瀬戸の夕凪の中、老夫婦が散歩されている。 しっかりと手をつないで。
男性は、美術作家・高橋秀さん(89歳)、女性は、布貼り絵作家の藤田桜さん(94歳)だ。
ここは、岡山県倉敷市沙美海岸。 この海岸の向かいに、お二人のアトリエがある。
このアトリエ(右の建物)で夫・秀さんは美術作品の制作に余念が無く、妻・桜さんは、住居(左側の建物)のリビングルームで、
布を使った作品(布貼り絵)の制作を楽しんでおられる。
お二人の、比較的最近の作品。
高橋秀 「黄金の稜」 (2006)
藤田桜 布貼り絵 「春の独楽」(2016)
同上 「桜」 (2013)
同上 「とうがら峠」 (2008)
お二人が結婚されたのは、今から61年前の1958年のこと。
当時、福山から上京された秀さんは、アルバイトをしながら絵画の勉強をしておられ、桜さんは既に仕事に就かれていた。
下が、結婚当時のお二人の写真。 (桜さんはふくよかで可愛く、秀さんはとってもハンサム!)
結婚後程なくの秀さんの作品。 もちろんモデルは桜さん。
そして1961年、秀さんは、「月の道」によって、新人画家の登竜門・安井曾太郎賞を受賞される。
「月の道」 (1961)
これで画家としての地位が保証された秀さんだが、彼は1963年、突如日本を出てローマに向かわれる。
その時の心境について、彼は次のように語られている。
「安井賞を受賞した自分に対して、画壇・画商が要求したのは、「月の道」ふうの作品の制作であり、それでは自分の創作の可
能性が狭められ制限されると、強い危機感を感じた。」
その言葉を聞いて私は、秀さんが現状に安住しないで創造の道を追求していく、いかにも芸術家らしい芸術家だと感じた。
一方桜さんは、結婚前から仕事をされていて、その中でも、絵本・『よいこのくに』の表紙を40年近くに亘って担当された。
『よいこのくに』 創刊号
とにかく日本を脱出することだけを考えてローマに赴かれた秀さん(夫妻)だが、当時のヨーロッパの芸術家たちの「自分の考え
や主張・思いを、荒々しいまでに追求する姿勢」に共感して、自らの道を真剣に模索し追求していかれるようになる。

▶ _データ抜粋_:
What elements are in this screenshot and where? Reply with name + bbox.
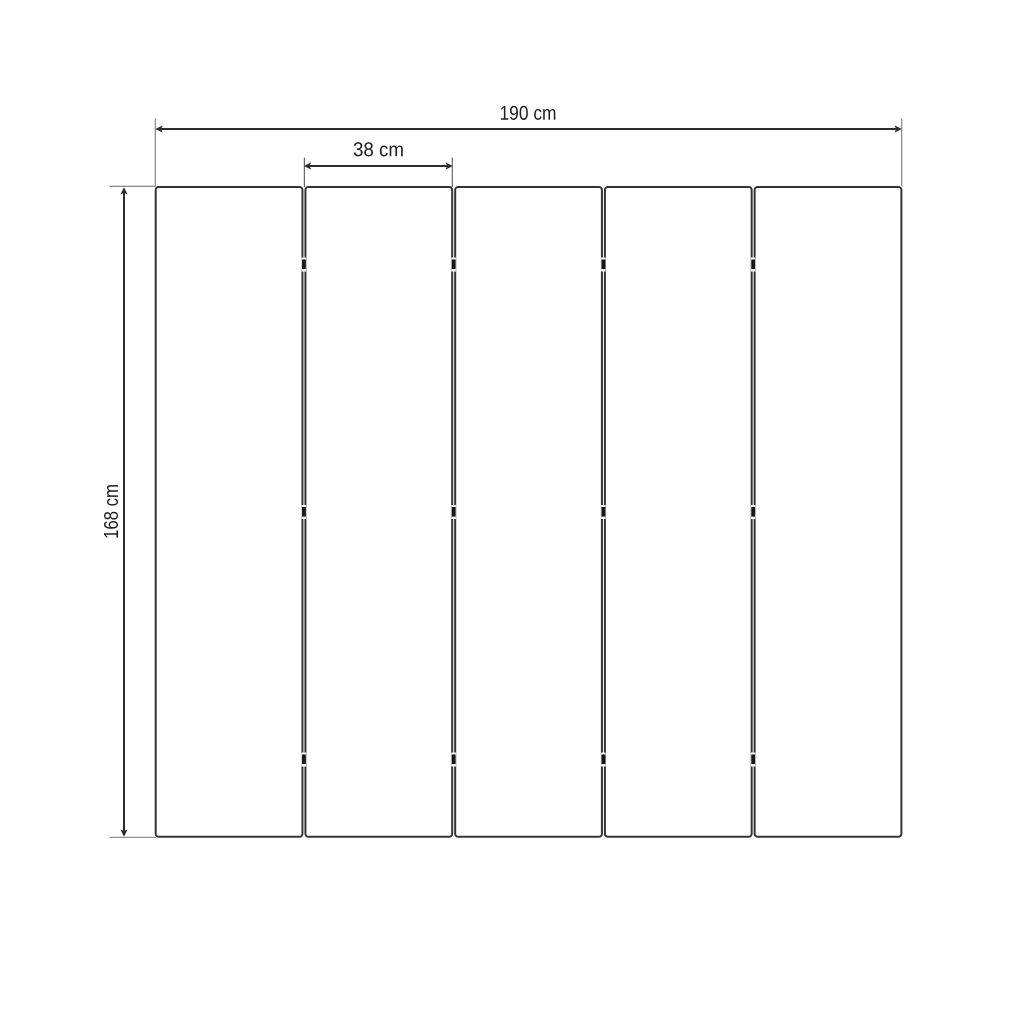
==
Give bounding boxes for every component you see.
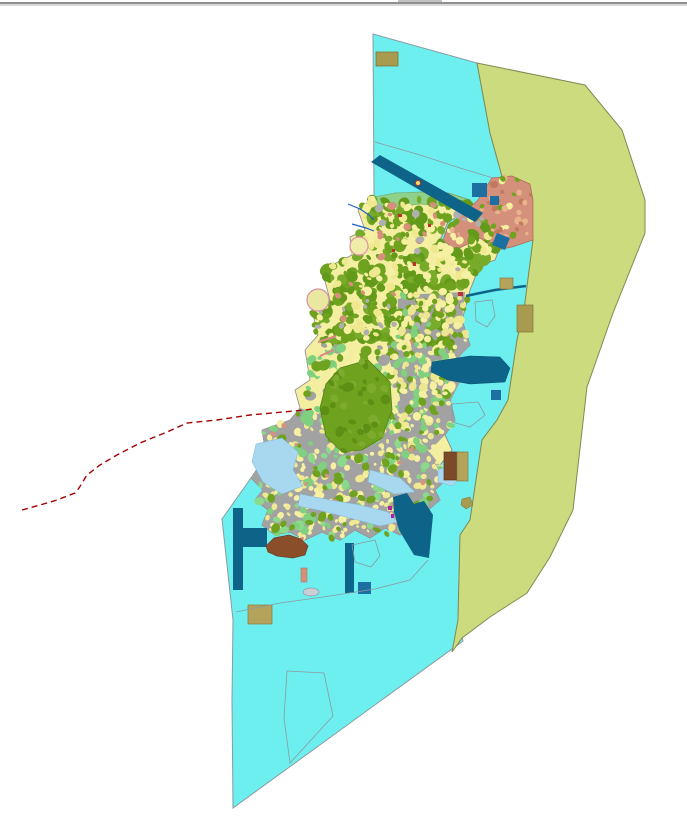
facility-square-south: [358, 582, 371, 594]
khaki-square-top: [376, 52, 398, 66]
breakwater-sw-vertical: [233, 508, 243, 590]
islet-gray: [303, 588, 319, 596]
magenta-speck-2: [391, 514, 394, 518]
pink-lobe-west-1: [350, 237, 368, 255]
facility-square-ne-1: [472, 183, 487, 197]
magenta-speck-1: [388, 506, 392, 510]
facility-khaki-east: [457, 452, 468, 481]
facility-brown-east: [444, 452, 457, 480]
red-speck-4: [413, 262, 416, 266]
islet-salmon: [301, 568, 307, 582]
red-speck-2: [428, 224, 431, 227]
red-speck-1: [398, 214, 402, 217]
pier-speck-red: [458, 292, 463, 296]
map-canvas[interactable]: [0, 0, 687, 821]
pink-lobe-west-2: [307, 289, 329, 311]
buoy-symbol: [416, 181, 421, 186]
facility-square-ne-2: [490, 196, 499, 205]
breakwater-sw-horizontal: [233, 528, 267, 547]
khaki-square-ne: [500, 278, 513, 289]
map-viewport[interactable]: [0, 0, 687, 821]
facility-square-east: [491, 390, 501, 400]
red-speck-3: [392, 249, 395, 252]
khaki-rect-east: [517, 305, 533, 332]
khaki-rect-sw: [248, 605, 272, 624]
==
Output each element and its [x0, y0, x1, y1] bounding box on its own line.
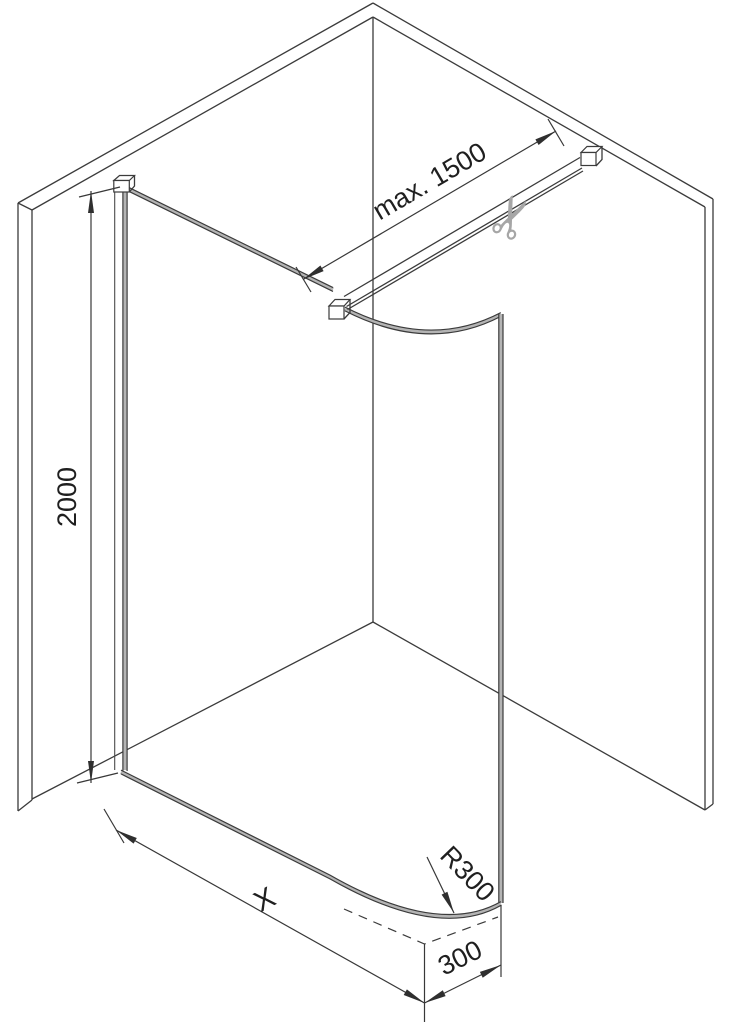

▶ _必須課題 1_:
高橋秀さんと藤田桜さんご夫妻についての本文に、作品名と制作年が併せて記されている作品をすべて挙げてください。
▶ _必須課題 2_:
ご夫妻についての本文を、最後の文の続きから書き進めてください。

▶ _演習結果 1_:
・「黄金の稜」(2006)
・「春の独楽」(2016)
・「桜」(2013)
・「とうがら峠」(2008)
・「月の道」(1961)

▶ _演習結果 2_:
そして、当初は≪エロスの画家・高橋秀≫として世界から高く評価され、80年代になってその作品は巨大化していく。
「鏡の中で」 (1976)
大きな作品2つ (共に、1989年)
そして1993年には、秀さんのローマ滞在30年を記念して、ローマ国立近代美術館で大々的な個展が開かれた。
一方桜さんは、以前から担当されていた『よいこのくに』の表紙を引き続き描かれる一方で、「布貼り絵」という新しいジャンルを
開拓される。
その「布貼り絵」で作られた『ピノッキオ』の絵本は、「布貼り絵」という方法の新鮮さと技術の高さによって、高く評価されている。
41年間に亘ってローマで活躍されたお二人だが、2004年にローマを後にして帰国され、上記のアトリエに移り住まれた。
そしてそこでそれぞれに創作活動をされるのだが、それだけでなく、アトリエの2階を子どもたちに開放してアート教室を開か
れたり、海外で芸術を学びたいと思う若い人たちのために、「秀桜基金」を設立して留学費を援助されたり、などという活動もさ
れている。 ステキだなあ!
そして今、東京・世田谷美術館で、お二人のこれまでの作品を集めた展覧会が開かれている。
その展覧会にも出展されている、お二人の最新作。
桜さん 「初夏のなかま」
秀さん 「環」
展覧会場を訪れられたお二人
今お二人は、一日の終わりにグラスを交わしながら、「おめでとう!」と言い合われるのだそうだ。
芸術家としてはもちろん、人間としても、豊かな人生を紡いでこられたお二人。
お二人の61年の生活に、乾杯!
そして、俳人でもある桜さんが詠まれた歌を最後に載せて、この長いブログを閉じます(^_^;)
「舫い船 睦ぶとも見え 浜おぼろ」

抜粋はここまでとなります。